→ AIM: Collect all the lines that mention the word "person".

____ MATERIAL PROVIDED

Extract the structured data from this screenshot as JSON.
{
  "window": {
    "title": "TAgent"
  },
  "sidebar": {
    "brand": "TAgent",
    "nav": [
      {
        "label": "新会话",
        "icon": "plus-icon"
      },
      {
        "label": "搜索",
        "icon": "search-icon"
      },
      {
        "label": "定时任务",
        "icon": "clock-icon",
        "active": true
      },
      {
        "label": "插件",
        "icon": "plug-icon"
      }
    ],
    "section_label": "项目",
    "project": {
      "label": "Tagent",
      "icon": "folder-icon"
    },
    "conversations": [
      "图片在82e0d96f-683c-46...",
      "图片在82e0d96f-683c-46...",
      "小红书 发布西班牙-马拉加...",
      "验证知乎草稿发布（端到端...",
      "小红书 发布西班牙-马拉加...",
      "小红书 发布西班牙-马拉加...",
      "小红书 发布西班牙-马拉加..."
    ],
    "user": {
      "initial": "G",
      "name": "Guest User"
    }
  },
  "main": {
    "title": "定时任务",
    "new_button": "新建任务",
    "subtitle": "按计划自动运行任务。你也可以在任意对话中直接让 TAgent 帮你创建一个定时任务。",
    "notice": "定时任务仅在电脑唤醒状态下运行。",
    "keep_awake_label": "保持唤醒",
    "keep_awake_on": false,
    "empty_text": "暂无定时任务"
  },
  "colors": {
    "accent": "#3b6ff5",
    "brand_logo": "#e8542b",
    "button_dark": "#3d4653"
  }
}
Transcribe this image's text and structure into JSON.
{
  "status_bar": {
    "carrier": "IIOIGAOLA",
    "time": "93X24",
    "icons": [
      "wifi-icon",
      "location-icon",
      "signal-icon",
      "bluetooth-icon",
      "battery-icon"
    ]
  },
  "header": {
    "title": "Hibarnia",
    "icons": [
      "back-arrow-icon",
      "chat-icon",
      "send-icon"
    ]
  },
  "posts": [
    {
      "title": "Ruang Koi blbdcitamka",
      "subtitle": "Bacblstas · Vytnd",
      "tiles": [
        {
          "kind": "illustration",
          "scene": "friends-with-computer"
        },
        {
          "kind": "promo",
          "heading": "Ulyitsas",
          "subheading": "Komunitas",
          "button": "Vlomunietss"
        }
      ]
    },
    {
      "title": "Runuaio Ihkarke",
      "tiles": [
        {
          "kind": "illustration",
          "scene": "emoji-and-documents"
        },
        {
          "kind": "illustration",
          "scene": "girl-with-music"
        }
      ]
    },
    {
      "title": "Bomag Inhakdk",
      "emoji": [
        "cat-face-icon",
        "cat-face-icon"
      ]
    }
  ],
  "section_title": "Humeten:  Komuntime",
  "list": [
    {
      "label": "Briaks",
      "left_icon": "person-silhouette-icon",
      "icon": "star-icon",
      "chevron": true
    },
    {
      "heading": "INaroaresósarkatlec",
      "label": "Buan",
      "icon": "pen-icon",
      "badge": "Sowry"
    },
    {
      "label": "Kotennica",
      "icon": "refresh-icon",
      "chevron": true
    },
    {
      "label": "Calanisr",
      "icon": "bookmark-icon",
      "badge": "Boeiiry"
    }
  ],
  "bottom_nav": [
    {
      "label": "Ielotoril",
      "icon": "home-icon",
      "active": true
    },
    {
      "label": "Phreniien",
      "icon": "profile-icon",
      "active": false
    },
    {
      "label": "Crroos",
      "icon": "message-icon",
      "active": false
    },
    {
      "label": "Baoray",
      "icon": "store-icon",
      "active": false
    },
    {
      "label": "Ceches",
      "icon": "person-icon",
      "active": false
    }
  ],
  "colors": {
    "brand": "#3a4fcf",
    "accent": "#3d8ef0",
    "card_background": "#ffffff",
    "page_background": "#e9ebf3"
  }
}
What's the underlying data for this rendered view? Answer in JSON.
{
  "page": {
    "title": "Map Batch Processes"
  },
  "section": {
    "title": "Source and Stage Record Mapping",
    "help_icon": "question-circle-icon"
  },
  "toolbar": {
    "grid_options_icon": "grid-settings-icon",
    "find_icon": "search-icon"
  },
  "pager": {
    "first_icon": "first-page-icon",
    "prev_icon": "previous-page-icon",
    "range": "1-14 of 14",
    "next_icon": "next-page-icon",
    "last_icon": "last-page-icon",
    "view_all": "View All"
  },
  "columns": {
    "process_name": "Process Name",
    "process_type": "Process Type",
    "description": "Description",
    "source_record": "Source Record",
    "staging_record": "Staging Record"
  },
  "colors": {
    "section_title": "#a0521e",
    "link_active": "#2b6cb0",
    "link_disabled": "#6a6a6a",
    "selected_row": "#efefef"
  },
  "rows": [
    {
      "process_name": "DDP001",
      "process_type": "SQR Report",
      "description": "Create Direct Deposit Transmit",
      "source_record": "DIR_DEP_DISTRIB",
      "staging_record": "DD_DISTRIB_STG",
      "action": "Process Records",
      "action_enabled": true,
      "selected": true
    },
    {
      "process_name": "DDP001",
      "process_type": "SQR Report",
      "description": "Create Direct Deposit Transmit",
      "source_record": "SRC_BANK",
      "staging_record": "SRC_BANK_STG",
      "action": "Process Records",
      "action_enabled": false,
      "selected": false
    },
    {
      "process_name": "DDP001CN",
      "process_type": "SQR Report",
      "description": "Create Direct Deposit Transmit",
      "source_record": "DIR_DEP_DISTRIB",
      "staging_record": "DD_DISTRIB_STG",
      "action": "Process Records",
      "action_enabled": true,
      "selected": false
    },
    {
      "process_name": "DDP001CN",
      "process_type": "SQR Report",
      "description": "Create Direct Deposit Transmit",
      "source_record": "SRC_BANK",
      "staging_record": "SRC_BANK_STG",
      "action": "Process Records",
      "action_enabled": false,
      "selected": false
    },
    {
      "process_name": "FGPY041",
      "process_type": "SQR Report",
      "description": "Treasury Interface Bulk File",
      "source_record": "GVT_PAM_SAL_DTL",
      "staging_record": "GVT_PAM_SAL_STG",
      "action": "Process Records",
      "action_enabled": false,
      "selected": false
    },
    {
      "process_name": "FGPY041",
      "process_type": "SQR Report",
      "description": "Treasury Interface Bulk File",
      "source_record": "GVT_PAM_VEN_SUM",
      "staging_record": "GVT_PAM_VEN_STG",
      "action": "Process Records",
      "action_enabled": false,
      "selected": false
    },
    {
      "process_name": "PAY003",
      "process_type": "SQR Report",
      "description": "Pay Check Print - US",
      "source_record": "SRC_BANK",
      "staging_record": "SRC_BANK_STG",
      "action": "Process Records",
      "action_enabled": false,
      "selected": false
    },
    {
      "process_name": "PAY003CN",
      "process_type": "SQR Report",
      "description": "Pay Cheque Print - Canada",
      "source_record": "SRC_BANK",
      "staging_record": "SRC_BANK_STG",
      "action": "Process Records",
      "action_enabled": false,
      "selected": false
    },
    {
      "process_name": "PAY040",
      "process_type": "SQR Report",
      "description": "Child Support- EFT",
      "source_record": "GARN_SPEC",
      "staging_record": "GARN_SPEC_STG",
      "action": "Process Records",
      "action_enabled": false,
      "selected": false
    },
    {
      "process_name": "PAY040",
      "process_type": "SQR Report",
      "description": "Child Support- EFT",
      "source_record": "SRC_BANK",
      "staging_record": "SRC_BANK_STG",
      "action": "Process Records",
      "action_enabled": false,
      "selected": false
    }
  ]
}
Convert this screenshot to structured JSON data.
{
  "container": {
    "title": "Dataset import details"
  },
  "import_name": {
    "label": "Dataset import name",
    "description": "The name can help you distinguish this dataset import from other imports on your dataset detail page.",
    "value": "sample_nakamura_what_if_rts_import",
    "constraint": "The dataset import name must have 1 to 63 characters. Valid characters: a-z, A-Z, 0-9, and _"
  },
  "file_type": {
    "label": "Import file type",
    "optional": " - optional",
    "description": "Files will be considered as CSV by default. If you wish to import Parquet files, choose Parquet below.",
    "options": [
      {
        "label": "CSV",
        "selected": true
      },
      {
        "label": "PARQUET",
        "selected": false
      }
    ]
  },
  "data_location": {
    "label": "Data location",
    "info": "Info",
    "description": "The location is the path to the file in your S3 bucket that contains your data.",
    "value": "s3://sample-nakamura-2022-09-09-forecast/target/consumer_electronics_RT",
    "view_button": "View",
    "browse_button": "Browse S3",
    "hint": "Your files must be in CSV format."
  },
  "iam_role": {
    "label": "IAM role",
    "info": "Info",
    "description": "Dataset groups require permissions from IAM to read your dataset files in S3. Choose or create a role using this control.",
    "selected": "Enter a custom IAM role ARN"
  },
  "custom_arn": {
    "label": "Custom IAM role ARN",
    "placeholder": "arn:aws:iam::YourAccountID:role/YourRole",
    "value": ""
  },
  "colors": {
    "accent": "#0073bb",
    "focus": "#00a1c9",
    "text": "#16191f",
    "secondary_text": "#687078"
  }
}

________

→ COMPLETE RESPONSE:
      "left_icon": "person-silhouette-icon",
      "icon": "person-icon",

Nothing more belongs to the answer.